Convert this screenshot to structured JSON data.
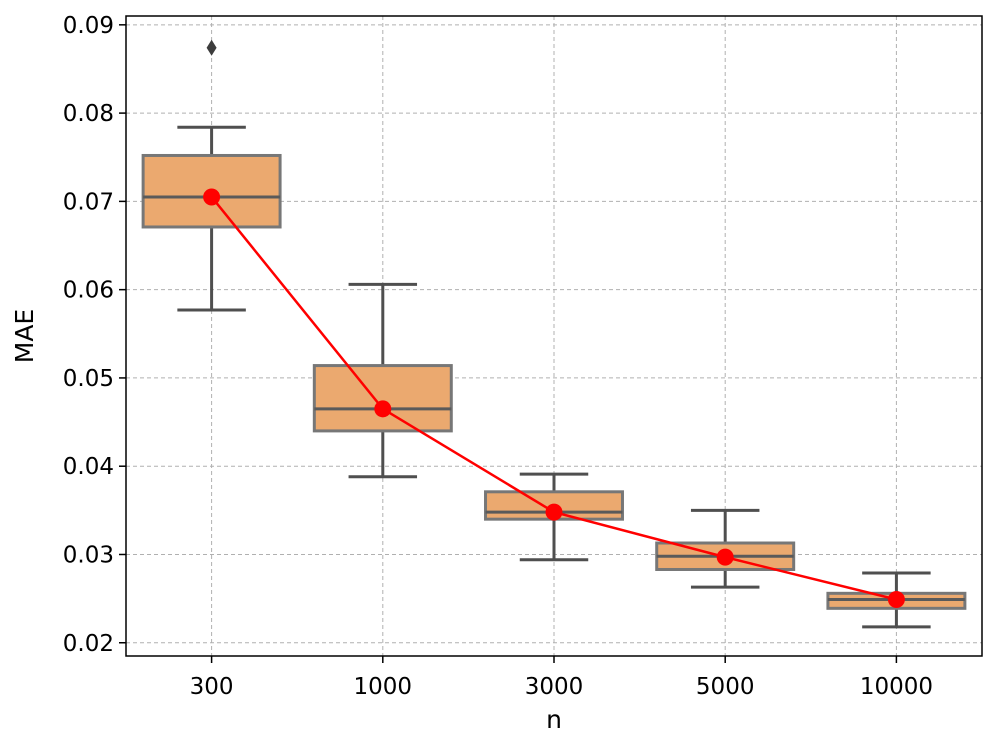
{
  "chart_data": {
    "type": "box",
    "title": "",
    "xlabel": "n",
    "ylabel": "MAE",
    "categories": [
      "300",
      "1000",
      "3000",
      "5000",
      "10000"
    ],
    "ylim": [
      0.0185,
      0.091
    ],
    "yticks": [
      0.02,
      0.03,
      0.04,
      0.05,
      0.06,
      0.07,
      0.08,
      0.09
    ],
    "ytick_labels": [
      "0.02",
      "0.03",
      "0.04",
      "0.05",
      "0.06",
      "0.07",
      "0.08",
      "0.09"
    ],
    "grid": true,
    "boxes": [
      {
        "category": "300",
        "whisker_low": 0.0577,
        "q1": 0.0671,
        "median": 0.0705,
        "q3": 0.0752,
        "whisker_high": 0.0784,
        "outliers": [
          0.0874
        ]
      },
      {
        "category": "1000",
        "whisker_low": 0.0388,
        "q1": 0.044,
        "median": 0.0465,
        "q3": 0.0514,
        "whisker_high": 0.0606,
        "outliers": []
      },
      {
        "category": "3000",
        "whisker_low": 0.0294,
        "q1": 0.034,
        "median": 0.0348,
        "q3": 0.0371,
        "whisker_high": 0.0391,
        "outliers": []
      },
      {
        "category": "5000",
        "whisker_low": 0.0263,
        "q1": 0.0283,
        "median": 0.0298,
        "q3": 0.0313,
        "whisker_high": 0.035,
        "outliers": []
      },
      {
        "category": "10000",
        "whisker_low": 0.0218,
        "q1": 0.0239,
        "median": 0.0249,
        "q3": 0.0256,
        "whisker_high": 0.0279,
        "outliers": []
      }
    ],
    "mean_line": {
      "values": [
        0.0705,
        0.0465,
        0.0348,
        0.0297,
        0.0249
      ],
      "color": "#ff0000"
    },
    "colors": {
      "box_fill": "#eba96f",
      "box_edge": "#5a5a5a",
      "whisker": "#4f4f4f",
      "grid": "#b0b0b0",
      "mean": "#ff0000"
    }
  }
}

WORK TO COMPLETE
Quote the entries above word for word. Leave the images out.

WRITTEN SOLUTION
Convert this screenshot to structured JSON data.
{
  "chart_data": {
    "type": "box",
    "title": "",
    "xlabel": "n",
    "ylabel": "MAE",
    "categories": [
      "300",
      "1000",
      "3000",
      "5000",
      "10000"
    ],
    "ylim": [
      0.0185,
      0.091
    ],
    "yticks": [
      0.02,
      0.03,
      0.04,
      0.05,
      0.06,
      0.07,
      0.08,
      0.09
    ],
    "ytick_labels": [
      "0.02",
      "0.03",
      "0.04",
      "0.05",
      "0.06",
      "0.07",
      "0.08",
      "0.09"
    ],
    "grid": true,
    "boxes": [
      {
        "category": "300",
        "whisker_low": 0.0577,
        "q1": 0.0671,
        "median": 0.0705,
        "q3": 0.0752,
        "whisker_high": 0.0784,
        "outliers": [
          0.0874
        ]
      },
      {
        "category": "1000",
        "whisker_low": 0.0388,
        "q1": 0.044,
        "median": 0.0465,
        "q3": 0.0514,
        "whisker_high": 0.0606,
        "outliers": []
      },
      {
        "category": "3000",
        "whisker_low": 0.0294,
        "q1": 0.034,
        "median": 0.0348,
        "q3": 0.0371,
        "whisker_high": 0.0391,
        "outliers": []
      },
      {
        "category": "5000",
        "whisker_low": 0.0263,
        "q1": 0.0283,
        "median": 0.0298,
        "q3": 0.0313,
        "whisker_high": 0.035,
        "outliers": []
      },
      {
        "category": "10000",
        "whisker_low": 0.0218,
        "q1": 0.0239,
        "median": 0.0249,
        "q3": 0.0256,
        "whisker_high": 0.0279,
        "outliers": []
      }
    ],
    "mean_line": {
      "values": [
        0.0705,
        0.0465,
        0.0348,
        0.0297,
        0.0249
      ],
      "color": "#ff0000"
    },
    "colors": {
      "box_fill": "#eba96f",
      "box_edge": "#5a5a5a",
      "whisker": "#4f4f4f",
      "grid": "#b0b0b0",
      "mean": "#ff0000"
    }
  }
}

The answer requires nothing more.